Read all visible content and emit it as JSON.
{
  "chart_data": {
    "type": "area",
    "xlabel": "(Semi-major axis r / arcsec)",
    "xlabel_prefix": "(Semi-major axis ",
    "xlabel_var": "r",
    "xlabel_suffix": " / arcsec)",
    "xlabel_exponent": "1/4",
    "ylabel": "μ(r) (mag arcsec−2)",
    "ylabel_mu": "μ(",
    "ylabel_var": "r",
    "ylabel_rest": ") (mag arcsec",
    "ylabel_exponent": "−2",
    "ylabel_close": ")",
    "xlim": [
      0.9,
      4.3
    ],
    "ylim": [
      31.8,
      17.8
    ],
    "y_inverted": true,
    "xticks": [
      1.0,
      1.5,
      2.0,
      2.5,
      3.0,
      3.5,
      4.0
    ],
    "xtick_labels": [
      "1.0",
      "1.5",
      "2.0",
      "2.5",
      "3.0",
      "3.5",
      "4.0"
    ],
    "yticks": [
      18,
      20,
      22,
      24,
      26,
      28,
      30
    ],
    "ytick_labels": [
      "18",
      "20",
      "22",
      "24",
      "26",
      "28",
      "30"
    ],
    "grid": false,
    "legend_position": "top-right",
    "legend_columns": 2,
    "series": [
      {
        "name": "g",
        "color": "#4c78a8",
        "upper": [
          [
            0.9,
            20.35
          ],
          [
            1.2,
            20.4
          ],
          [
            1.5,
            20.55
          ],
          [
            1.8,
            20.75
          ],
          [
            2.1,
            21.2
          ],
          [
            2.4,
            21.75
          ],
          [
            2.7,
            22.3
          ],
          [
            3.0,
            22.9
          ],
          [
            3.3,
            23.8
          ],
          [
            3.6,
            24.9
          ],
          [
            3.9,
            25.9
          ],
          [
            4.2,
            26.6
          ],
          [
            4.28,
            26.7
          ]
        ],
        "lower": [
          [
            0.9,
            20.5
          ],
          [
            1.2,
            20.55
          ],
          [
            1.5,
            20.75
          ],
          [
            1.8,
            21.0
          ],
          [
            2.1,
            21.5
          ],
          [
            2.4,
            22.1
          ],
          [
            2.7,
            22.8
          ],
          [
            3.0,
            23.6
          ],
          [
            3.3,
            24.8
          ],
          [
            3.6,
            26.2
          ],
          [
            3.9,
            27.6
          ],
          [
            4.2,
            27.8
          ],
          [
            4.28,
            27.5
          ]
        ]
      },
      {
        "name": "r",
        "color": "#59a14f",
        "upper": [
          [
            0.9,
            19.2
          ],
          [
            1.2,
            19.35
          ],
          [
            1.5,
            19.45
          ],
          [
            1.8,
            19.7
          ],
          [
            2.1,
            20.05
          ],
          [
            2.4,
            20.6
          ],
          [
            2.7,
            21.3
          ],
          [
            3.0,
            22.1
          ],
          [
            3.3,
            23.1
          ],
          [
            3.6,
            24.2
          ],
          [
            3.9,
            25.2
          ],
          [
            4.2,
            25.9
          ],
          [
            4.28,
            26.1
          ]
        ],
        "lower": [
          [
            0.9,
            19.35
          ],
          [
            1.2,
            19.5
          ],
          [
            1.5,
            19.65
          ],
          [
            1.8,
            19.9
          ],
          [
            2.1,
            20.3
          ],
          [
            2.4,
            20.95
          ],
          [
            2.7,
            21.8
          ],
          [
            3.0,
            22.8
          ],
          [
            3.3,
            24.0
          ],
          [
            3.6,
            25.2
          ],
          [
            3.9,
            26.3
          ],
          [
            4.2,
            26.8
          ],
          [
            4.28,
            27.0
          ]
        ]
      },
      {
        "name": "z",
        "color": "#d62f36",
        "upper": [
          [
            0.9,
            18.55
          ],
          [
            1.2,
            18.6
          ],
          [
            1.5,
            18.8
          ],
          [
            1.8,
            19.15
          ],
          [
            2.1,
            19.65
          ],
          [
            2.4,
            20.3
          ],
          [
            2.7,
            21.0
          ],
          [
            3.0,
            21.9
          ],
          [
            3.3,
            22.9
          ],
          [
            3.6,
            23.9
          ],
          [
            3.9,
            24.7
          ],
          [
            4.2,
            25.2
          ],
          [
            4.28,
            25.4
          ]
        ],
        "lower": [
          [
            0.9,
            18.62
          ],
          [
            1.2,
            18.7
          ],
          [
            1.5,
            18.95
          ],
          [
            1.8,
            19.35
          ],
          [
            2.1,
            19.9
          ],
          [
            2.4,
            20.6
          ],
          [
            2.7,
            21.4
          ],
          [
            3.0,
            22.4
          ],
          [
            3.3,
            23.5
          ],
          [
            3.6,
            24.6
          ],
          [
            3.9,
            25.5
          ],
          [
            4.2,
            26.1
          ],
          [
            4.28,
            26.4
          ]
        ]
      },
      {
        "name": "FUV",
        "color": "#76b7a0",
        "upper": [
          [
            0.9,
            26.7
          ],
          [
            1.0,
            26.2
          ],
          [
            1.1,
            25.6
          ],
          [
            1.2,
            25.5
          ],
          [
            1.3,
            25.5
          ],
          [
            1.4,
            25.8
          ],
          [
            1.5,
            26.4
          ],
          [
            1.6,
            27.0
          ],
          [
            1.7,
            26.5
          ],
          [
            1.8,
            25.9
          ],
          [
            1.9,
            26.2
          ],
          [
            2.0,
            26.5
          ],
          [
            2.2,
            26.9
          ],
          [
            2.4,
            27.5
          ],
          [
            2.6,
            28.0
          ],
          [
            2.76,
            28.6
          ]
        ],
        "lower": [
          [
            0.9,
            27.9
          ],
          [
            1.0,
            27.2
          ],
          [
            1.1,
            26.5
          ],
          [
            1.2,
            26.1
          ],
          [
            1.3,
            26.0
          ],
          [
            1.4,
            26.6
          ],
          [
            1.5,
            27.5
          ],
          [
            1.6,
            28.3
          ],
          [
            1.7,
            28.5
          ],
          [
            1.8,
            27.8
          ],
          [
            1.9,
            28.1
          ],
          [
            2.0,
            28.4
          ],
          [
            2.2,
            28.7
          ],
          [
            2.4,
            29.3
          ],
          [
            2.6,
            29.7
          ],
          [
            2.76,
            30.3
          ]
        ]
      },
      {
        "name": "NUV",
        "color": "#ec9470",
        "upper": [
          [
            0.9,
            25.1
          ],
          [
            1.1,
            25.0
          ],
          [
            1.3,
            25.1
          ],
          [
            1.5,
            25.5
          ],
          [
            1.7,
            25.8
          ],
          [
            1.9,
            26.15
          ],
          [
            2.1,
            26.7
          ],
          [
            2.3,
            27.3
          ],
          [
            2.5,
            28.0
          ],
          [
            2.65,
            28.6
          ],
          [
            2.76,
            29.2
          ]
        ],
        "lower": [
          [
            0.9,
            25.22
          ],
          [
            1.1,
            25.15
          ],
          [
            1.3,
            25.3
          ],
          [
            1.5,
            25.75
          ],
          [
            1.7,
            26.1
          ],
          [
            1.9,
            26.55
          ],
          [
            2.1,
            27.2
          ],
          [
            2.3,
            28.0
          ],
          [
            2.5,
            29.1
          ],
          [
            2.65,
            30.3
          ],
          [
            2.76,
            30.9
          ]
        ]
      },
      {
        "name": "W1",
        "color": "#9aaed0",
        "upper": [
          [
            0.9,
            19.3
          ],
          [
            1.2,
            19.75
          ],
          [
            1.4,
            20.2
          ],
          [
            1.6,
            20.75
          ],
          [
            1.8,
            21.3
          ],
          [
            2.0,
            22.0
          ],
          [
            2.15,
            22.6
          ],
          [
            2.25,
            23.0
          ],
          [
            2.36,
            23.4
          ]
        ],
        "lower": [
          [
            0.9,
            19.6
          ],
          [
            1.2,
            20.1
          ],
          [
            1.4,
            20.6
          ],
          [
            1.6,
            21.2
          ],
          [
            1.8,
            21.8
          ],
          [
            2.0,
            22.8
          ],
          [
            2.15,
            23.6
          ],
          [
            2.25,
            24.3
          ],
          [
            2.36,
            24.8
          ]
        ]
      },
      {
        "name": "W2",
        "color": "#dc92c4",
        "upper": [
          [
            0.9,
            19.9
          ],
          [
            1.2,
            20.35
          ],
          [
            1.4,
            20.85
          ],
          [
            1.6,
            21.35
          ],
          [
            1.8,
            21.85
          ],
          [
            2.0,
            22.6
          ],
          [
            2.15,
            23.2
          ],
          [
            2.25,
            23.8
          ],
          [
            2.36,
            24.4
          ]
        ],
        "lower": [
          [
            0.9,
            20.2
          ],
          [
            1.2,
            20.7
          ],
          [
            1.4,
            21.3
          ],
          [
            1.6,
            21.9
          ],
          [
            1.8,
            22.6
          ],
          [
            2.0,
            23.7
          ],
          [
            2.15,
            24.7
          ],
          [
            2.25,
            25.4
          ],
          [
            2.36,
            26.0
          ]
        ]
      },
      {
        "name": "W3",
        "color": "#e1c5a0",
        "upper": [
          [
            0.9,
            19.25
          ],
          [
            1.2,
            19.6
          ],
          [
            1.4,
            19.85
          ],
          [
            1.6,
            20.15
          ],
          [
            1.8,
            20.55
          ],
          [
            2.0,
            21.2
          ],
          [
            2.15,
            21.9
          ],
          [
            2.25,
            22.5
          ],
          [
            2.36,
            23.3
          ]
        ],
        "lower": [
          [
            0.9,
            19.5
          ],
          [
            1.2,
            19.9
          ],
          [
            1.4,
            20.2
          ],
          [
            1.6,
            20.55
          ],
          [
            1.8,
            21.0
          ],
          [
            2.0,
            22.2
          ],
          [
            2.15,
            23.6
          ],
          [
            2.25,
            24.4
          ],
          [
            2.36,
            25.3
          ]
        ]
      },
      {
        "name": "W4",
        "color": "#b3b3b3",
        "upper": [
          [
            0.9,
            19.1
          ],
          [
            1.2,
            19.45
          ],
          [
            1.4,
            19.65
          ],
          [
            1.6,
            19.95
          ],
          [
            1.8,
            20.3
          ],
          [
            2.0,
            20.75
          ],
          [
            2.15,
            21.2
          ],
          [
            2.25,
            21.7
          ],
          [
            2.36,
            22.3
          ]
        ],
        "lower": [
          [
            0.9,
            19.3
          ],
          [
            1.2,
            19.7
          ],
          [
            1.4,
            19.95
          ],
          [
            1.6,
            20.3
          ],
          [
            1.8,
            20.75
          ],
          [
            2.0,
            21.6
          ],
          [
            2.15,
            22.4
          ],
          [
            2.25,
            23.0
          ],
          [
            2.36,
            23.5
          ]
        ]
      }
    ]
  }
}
□ □ □ □ □
OBJECTIVE: In the entries above, some lines may contain the string "name"; report how many, without additional comment.

WRITTEN REPLY: 9